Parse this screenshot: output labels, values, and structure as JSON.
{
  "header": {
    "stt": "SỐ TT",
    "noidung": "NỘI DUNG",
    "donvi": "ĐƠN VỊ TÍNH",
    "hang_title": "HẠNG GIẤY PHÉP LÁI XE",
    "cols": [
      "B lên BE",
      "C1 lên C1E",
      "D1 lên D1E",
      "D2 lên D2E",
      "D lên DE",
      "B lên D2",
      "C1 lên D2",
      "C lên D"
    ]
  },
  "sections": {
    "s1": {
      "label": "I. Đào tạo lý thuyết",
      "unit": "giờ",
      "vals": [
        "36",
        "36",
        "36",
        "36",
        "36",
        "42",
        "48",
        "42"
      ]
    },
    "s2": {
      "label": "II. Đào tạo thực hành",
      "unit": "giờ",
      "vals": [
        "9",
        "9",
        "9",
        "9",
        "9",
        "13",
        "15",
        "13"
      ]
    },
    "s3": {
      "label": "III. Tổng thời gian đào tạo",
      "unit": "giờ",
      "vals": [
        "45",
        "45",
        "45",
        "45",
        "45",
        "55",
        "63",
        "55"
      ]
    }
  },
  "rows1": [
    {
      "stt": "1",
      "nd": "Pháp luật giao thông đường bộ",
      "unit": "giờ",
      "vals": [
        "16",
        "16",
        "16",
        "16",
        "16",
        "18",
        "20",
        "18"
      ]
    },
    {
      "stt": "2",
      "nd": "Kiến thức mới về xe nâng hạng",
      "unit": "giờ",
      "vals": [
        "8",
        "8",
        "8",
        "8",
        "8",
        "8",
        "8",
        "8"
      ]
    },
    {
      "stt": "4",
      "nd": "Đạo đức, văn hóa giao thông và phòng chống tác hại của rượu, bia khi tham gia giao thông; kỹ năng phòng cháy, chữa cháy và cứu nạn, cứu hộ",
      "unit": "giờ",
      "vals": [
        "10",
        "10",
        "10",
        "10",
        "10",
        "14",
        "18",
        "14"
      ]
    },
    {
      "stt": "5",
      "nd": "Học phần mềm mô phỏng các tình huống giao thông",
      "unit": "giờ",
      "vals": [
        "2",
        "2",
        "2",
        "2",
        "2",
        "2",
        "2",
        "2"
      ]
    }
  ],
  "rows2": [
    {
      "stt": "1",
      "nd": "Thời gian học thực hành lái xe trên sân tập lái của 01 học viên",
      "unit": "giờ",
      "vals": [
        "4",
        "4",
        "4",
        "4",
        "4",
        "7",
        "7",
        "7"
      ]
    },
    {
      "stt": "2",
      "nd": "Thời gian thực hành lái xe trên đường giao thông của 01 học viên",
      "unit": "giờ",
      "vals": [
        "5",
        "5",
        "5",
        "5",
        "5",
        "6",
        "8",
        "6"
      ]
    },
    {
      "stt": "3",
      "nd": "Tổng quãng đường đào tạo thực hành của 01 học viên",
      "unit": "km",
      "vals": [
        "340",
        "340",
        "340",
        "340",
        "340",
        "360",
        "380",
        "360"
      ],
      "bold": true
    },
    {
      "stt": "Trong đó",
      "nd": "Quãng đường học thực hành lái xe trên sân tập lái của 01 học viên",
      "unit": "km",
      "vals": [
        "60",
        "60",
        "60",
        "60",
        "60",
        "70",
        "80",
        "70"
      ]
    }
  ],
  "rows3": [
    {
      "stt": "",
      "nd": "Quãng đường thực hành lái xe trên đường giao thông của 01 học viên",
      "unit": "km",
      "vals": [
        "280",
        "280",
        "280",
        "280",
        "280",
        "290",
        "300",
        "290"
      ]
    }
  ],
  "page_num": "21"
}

- - -

Work instructions:
Exactly reproduce every line of the data above.

Solution to this task:
Parse this screenshot: output labels, values, and structure as JSON.
{
  "header": {
    "stt": "SỐ TT",
    "noidung": "NỘI DUNG",
    "donvi": "ĐƠN VỊ TÍNH",
    "hang_title": "HẠNG GIẤY PHÉP LÁI XE",
    "cols": [
      "B lên BE",
      "C1 lên C1E",
      "D1 lên D1E",
      "D2 lên D2E",
      "D lên DE",
      "B lên D2",
      "C1 lên D2",
      "C lên D"
    ]
  },
  "sections": {
    "s1": {
      "label": "I. Đào tạo lý thuyết",
      "unit": "giờ",
      "vals": [
        "36",
        "36",
        "36",
        "36",
        "36",
        "42",
        "48",
        "42"
      ]
    },
    "s2": {
      "label": "II. Đào tạo thực hành",
      "unit": "giờ",
      "vals": [
        "9",
        "9",
        "9",
        "9",
        "9",
        "13",
        "15",
        "13"
      ]
    },
    "s3": {
      "label": "III. Tổng thời gian đào tạo",
      "unit": "giờ",
      "vals": [
        "45",
        "45",
        "45",
        "45",
        "45",
        "55",
        "63",
        "55"
      ]
    }
  },
  "rows1": [
    {
      "stt": "1",
      "nd": "Pháp luật giao thông đường bộ",
      "unit": "giờ",
      "vals": [
        "16",
        "16",
        "16",
        "16",
        "16",
        "18",
        "20",
        "18"
      ]
    },
    {
      "stt": "2",
      "nd": "Kiến thức mới về xe nâng hạng",
      "unit": "giờ",
      "vals": [
        "8",
        "8",
        "8",
        "8",
        "8",
        "8",
        "8",
        "8"
      ]
    },
    {
      "stt": "4",
      "nd": "Đạo đức, văn hóa giao thông và phòng chống tác hại của rượu, bia khi tham gia giao thông; kỹ năng phòng cháy, chữa cháy và cứu nạn, cứu hộ",
      "unit": "giờ",
      "vals": [
        "10",
        "10",
        "10",
        "10",
        "10",
        "14",
        "18",
        "14"
      ]
    },
    {
      "stt": "5",
      "nd": "Học phần mềm mô phỏng các tình huống giao thông",
      "unit": "giờ",
      "vals": [
        "2",
        "2",
        "2",
        "2",
        "2",
        "2",
        "2",
        "2"
      ]
    }
  ],
  "rows2": [
    {
      "stt": "1",
      "nd": "Thời gian học thực hành lái xe trên sân tập lái của 01 học viên",
      "unit": "giờ",
      "vals": [
        "4",
        "4",
        "4",
        "4",
        "4",
        "7",
        "7",
        "7"
      ]
    },
    {
      "stt": "2",
      "nd": "Thời gian thực hành lái xe trên đường giao thông của 01 học viên",
      "unit": "giờ",
      "vals": [
        "5",
        "5",
        "5",
        "5",
        "5",
        "6",
        "8",
        "6"
      ]
    },
    {
      "stt": "3",
      "nd": "Tổng quãng đường đào tạo thực hành của 01 học viên",
      "unit": "km",
      "vals": [
        "340",
        "340",
        "340",
        "340",
        "340",
        "360",
        "380",
        "360"
      ],
      "bold": true
    },
    {
      "stt": "Trong đó",
      "nd": "Quãng đường học thực hành lái xe trên sân tập lái của 01 học viên",
      "unit": "km",
      "vals": [
        "60",
        "60",
        "60",
        "60",
        "60",
        "70",
        "80",
        "70"
      ]
    }
  ],
  "rows3": [
    {
      "stt": "",
      "nd": "Quãng đường thực hành lái xe trên đường giao thông của 01 học viên",
      "unit": "km",
      "vals": [
        "280",
        "280",
        "280",
        "280",
        "280",
        "290",
        "300",
        "290"
      ]
    }
  ],
  "page_num": "21"
}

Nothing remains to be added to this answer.